• _EXTRACTED INFORMATION_:

--------

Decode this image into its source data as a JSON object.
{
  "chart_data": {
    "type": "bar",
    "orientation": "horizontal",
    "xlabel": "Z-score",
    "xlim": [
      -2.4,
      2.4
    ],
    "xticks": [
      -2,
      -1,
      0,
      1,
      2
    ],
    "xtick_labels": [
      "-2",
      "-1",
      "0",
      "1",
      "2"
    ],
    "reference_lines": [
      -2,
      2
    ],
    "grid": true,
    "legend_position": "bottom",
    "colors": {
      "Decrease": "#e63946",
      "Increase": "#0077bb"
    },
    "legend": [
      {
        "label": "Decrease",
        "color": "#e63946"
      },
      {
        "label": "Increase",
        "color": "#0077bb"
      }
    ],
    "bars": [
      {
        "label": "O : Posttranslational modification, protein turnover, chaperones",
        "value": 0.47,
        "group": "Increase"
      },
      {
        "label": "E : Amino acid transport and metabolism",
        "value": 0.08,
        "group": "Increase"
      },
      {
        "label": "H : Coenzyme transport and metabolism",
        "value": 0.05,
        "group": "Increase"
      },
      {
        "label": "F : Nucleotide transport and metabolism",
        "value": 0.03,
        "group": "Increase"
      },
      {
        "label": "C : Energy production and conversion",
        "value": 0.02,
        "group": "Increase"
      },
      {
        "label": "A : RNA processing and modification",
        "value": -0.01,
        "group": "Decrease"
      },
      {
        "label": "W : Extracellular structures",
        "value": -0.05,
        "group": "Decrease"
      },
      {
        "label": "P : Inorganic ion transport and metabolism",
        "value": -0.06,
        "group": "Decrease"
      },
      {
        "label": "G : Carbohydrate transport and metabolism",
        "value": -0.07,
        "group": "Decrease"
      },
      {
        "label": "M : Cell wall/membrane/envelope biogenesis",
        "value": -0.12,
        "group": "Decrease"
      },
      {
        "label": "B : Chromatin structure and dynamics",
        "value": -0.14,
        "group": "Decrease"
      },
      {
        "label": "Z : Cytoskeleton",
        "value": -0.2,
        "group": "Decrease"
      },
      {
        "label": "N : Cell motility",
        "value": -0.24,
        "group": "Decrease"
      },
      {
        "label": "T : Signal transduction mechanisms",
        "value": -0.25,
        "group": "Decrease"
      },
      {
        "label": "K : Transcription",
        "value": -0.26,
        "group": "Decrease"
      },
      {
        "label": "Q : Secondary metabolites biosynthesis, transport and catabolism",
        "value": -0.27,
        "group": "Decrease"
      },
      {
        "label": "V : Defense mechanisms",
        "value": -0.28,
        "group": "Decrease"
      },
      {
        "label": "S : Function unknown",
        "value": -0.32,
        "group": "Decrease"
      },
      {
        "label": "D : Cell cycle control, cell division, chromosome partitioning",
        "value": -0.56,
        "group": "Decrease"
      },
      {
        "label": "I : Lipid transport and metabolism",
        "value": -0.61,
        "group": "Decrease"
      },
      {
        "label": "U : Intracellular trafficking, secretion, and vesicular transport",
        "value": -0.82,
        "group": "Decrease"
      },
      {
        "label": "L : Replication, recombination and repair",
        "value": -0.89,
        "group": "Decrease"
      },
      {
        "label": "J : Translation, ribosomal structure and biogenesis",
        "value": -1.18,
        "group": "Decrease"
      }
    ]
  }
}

--------

• _THE PROBLEM_: Each line above should be reproduced exactly, with nothing omitted.

• _TASK RESPONSE_:
Decode this image into its source data as a JSON object.
{
  "chart_data": {
    "type": "bar",
    "orientation": "horizontal",
    "xlabel": "Z-score",
    "xlim": [
      -2.4,
      2.4
    ],
    "xticks": [
      -2,
      -1,
      0,
      1,
      2
    ],
    "xtick_labels": [
      "-2",
      "-1",
      "0",
      "1",
      "2"
    ],
    "reference_lines": [
      -2,
      2
    ],
    "grid": true,
    "legend_position": "bottom",
    "colors": {
      "Decrease": "#e63946",
      "Increase": "#0077bb"
    },
    "legend": [
      {
        "label": "Decrease",
        "color": "#e63946"
      },
      {
        "label": "Increase",
        "color": "#0077bb"
      }
    ],
    "bars": [
      {
        "label": "O : Posttranslational modification, protein turnover, chaperones",
        "value": 0.47,
        "group": "Increase"
      },
      {
        "label": "E : Amino acid transport and metabolism",
        "value": 0.08,
        "group": "Increase"
      },
      {
        "label": "H : Coenzyme transport and metabolism",
        "value": 0.05,
        "group": "Increase"
      },
      {
        "label": "F : Nucleotide transport and metabolism",
        "value": 0.03,
        "group": "Increase"
      },
      {
        "label": "C : Energy production and conversion",
        "value": 0.02,
        "group": "Increase"
      },
      {
        "label": "A : RNA processing and modification",
        "value": -0.01,
        "group": "Decrease"
      },
      {
        "label": "W : Extracellular structures",
        "value": -0.05,
        "group": "Decrease"
      },
      {
        "label": "P : Inorganic ion transport and metabolism",
        "value": -0.06,
        "group": "Decrease"
      },
      {
        "label": "G : Carbohydrate transport and metabolism",
        "value": -0.07,
        "group": "Decrease"
      },
      {
        "label": "M : Cell wall/membrane/envelope biogenesis",
        "value": -0.12,
        "group": "Decrease"
      },
      {
        "label": "B : Chromatin structure and dynamics",
        "value": -0.14,
        "group": "Decrease"
      },
      {
        "label": "Z : Cytoskeleton",
        "value": -0.2,
        "group": "Decrease"
      },
      {
        "label": "N : Cell motility",
        "value": -0.24,
        "group": "Decrease"
      },
      {
        "label": "T : Signal transduction mechanisms",
        "value": -0.25,
        "group": "Decrease"
      },
      {
        "label": "K : Transcription",
        "value": -0.26,
        "group": "Decrease"
      },
      {
        "label": "Q : Secondary metabolites biosynthesis, transport and catabolism",
        "value": -0.27,
        "group": "Decrease"
      },
      {
        "label": "V : Defense mechanisms",
        "value": -0.28,
        "group": "Decrease"
      },
      {
        "label": "S : Function unknown",
        "value": -0.32,
        "group": "Decrease"
      },
      {
        "label": "D : Cell cycle control, cell division, chromosome partitioning",
        "value": -0.56,
        "group": "Decrease"
      },
      {
        "label": "I : Lipid transport and metabolism",
        "value": -0.61,
        "group": "Decrease"
      },
      {
        "label": "U : Intracellular trafficking, secretion, and vesicular transport",
        "value": -0.82,
        "group": "Decrease"
      },
      {
        "label": "L : Replication, recombination and repair",
        "value": -0.89,
        "group": "Decrease"
      },
      {
        "label": "J : Translation, ribosomal structure and biogenesis",
        "value": -1.18,
        "group": "Decrease"
      }
    ]
  }
}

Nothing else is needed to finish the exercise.